◆ WRITTEN EXERCISE ◆
Quote the entries in full, character for character, without their images.

◆ DATA IN THIS EXERCISE ◆
########################################

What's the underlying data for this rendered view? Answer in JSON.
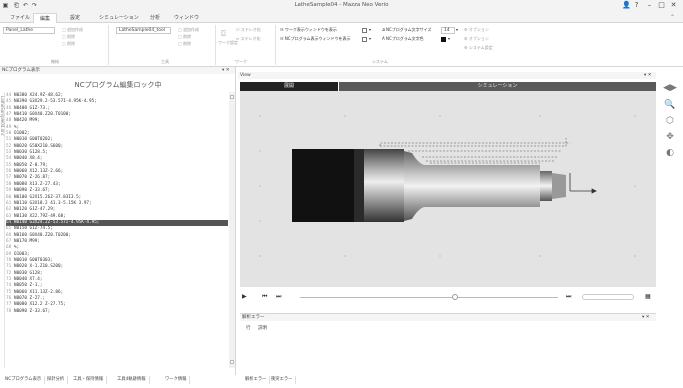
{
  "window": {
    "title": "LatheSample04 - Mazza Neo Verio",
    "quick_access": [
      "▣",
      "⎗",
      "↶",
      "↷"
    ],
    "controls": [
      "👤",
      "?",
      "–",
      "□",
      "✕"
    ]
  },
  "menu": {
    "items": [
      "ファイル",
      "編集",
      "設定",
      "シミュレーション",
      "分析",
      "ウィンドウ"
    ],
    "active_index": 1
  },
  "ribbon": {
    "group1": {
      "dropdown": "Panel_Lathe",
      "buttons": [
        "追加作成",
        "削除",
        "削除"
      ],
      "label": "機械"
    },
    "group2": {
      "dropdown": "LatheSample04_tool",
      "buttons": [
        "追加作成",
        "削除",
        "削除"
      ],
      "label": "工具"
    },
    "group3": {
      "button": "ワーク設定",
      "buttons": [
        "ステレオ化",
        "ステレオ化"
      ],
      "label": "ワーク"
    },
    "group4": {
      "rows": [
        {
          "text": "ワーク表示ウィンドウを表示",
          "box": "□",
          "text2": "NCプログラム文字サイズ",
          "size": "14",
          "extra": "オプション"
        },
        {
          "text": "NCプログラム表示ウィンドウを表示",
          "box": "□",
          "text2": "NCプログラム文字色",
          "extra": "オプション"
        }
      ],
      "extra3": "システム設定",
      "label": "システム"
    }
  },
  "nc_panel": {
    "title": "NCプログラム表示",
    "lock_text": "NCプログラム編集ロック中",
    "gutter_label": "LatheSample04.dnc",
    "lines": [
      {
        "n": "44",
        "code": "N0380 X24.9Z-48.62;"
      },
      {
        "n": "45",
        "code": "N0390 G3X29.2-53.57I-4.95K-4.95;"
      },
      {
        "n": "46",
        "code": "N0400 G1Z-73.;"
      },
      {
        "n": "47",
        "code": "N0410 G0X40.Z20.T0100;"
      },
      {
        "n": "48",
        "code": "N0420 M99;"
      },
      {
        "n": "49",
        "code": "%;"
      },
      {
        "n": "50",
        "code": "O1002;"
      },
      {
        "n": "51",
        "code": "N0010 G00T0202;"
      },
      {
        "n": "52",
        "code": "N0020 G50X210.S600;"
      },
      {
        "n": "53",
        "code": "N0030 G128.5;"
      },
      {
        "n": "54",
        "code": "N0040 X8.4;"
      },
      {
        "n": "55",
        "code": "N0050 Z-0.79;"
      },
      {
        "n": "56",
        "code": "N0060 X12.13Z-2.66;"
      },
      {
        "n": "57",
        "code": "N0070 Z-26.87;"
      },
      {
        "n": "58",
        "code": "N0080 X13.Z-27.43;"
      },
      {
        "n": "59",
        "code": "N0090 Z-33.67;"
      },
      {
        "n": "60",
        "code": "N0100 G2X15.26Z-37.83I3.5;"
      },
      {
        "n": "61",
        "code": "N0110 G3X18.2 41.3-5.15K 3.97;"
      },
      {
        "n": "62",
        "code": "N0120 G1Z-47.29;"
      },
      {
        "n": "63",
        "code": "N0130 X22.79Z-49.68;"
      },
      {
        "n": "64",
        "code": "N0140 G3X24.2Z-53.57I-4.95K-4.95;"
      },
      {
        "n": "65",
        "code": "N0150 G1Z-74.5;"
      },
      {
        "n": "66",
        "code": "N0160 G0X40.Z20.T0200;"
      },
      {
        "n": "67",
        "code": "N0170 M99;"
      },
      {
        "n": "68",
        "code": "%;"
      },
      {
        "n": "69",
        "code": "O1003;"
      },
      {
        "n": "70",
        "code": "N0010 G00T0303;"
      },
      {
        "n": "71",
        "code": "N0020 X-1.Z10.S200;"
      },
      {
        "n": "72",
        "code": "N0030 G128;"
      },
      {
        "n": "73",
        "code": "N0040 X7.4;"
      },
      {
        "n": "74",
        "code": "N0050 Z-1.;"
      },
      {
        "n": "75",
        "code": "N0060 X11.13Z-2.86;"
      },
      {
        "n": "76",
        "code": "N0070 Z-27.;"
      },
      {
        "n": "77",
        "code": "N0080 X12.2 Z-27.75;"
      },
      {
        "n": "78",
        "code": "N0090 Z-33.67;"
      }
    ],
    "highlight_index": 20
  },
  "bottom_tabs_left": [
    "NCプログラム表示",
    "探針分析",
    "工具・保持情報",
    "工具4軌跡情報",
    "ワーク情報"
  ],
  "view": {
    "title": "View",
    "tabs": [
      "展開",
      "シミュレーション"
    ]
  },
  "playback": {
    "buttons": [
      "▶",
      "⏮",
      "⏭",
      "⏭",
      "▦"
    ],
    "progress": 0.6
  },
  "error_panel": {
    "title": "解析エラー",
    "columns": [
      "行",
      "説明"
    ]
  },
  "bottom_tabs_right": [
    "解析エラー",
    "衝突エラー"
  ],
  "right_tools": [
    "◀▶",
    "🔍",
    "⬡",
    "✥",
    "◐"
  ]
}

########################################

◆ ANSWER TO THE PROBLEM ◆
What's the underlying data for this rendered view? Answer in JSON.
{
  "window": {
    "title": "LatheSample04 - Mazza Neo Verio",
    "quick_access": [
      "▣",
      "⎗",
      "↶",
      "↷"
    ],
    "controls": [
      "👤",
      "?",
      "–",
      "□",
      "✕"
    ]
  },
  "menu": {
    "items": [
      "ファイル",
      "編集",
      "設定",
      "シミュレーション",
      "分析",
      "ウィンドウ"
    ],
    "active_index": 1
  },
  "ribbon": {
    "group1": {
      "dropdown": "Panel_Lathe",
      "buttons": [
        "追加作成",
        "削除",
        "削除"
      ],
      "label": "機械"
    },
    "group2": {
      "dropdown": "LatheSample04_tool",
      "buttons": [
        "追加作成",
        "削除",
        "削除"
      ],
      "label": "工具"
    },
    "group3": {
      "button": "ワーク設定",
      "buttons": [
        "ステレオ化",
        "ステレオ化"
      ],
      "label": "ワーク"
    },
    "group4": {
      "rows": [
        {
          "text": "ワーク表示ウィンドウを表示",
          "box": "□",
          "text2": "NCプログラム文字サイズ",
          "size": "14",
          "extra": "オプション"
        },
        {
          "text": "NCプログラム表示ウィンドウを表示",
          "box": "□",
          "text2": "NCプログラム文字色",
          "extra": "オプション"
        }
      ],
      "extra3": "システム設定",
      "label": "システム"
    }
  },
  "nc_panel": {
    "title": "NCプログラム表示",
    "lock_text": "NCプログラム編集ロック中",
    "gutter_label": "LatheSample04.dnc",
    "lines": [
      {
        "n": "44",
        "code": "N0380 X24.9Z-48.62;"
      },
      {
        "n": "45",
        "code": "N0390 G3X29.2-53.57I-4.95K-4.95;"
      },
      {
        "n": "46",
        "code": "N0400 G1Z-73.;"
      },
      {
        "n": "47",
        "code": "N0410 G0X40.Z20.T0100;"
      },
      {
        "n": "48",
        "code": "N0420 M99;"
      },
      {
        "n": "49",
        "code": "%;"
      },
      {
        "n": "50",
        "code": "O1002;"
      },
      {
        "n": "51",
        "code": "N0010 G00T0202;"
      },
      {
        "n": "52",
        "code": "N0020 G50X210.S600;"
      },
      {
        "n": "53",
        "code": "N0030 G128.5;"
      },
      {
        "n": "54",
        "code": "N0040 X8.4;"
      },
      {
        "n": "55",
        "code": "N0050 Z-0.79;"
      },
      {
        "n": "56",
        "code": "N0060 X12.13Z-2.66;"
      },
      {
        "n": "57",
        "code": "N0070 Z-26.87;"
      },
      {
        "n": "58",
        "code": "N0080 X13.Z-27.43;"
      },
      {
        "n": "59",
        "code": "N0090 Z-33.67;"
      },
      {
        "n": "60",
        "code": "N0100 G2X15.26Z-37.83I3.5;"
      },
      {
        "n": "61",
        "code": "N0110 G3X18.2 41.3-5.15K 3.97;"
      },
      {
        "n": "62",
        "code": "N0120 G1Z-47.29;"
      },
      {
        "n": "63",
        "code": "N0130 X22.79Z-49.68;"
      },
      {
        "n": "64",
        "code": "N0140 G3X24.2Z-53.57I-4.95K-4.95;"
      },
      {
        "n": "65",
        "code": "N0150 G1Z-74.5;"
      },
      {
        "n": "66",
        "code": "N0160 G0X40.Z20.T0200;"
      },
      {
        "n": "67",
        "code": "N0170 M99;"
      },
      {
        "n": "68",
        "code": "%;"
      },
      {
        "n": "69",
        "code": "O1003;"
      },
      {
        "n": "70",
        "code": "N0010 G00T0303;"
      },
      {
        "n": "71",
        "code": "N0020 X-1.Z10.S200;"
      },
      {
        "n": "72",
        "code": "N0030 G128;"
      },
      {
        "n": "73",
        "code": "N0040 X7.4;"
      },
      {
        "n": "74",
        "code": "N0050 Z-1.;"
      },
      {
        "n": "75",
        "code": "N0060 X11.13Z-2.86;"
      },
      {
        "n": "76",
        "code": "N0070 Z-27.;"
      },
      {
        "n": "77",
        "code": "N0080 X12.2 Z-27.75;"
      },
      {
        "n": "78",
        "code": "N0090 Z-33.67;"
      }
    ],
    "highlight_index": 20
  },
  "bottom_tabs_left": [
    "NCプログラム表示",
    "探針分析",
    "工具・保持情報",
    "工具4軌跡情報",
    "ワーク情報"
  ],
  "view": {
    "title": "View",
    "tabs": [
      "展開",
      "シミュレーション"
    ]
  },
  "playback": {
    "buttons": [
      "▶",
      "⏮",
      "⏭",
      "⏭",
      "▦"
    ],
    "progress": 0.6
  },
  "error_panel": {
    "title": "解析エラー",
    "columns": [
      "行",
      "説明"
    ]
  },
  "bottom_tabs_right": [
    "解析エラー",
    "衝突エラー"
  ],
  "right_tools": [
    "◀▶",
    "🔍",
    "⬡",
    "✥",
    "◐"
  ]
}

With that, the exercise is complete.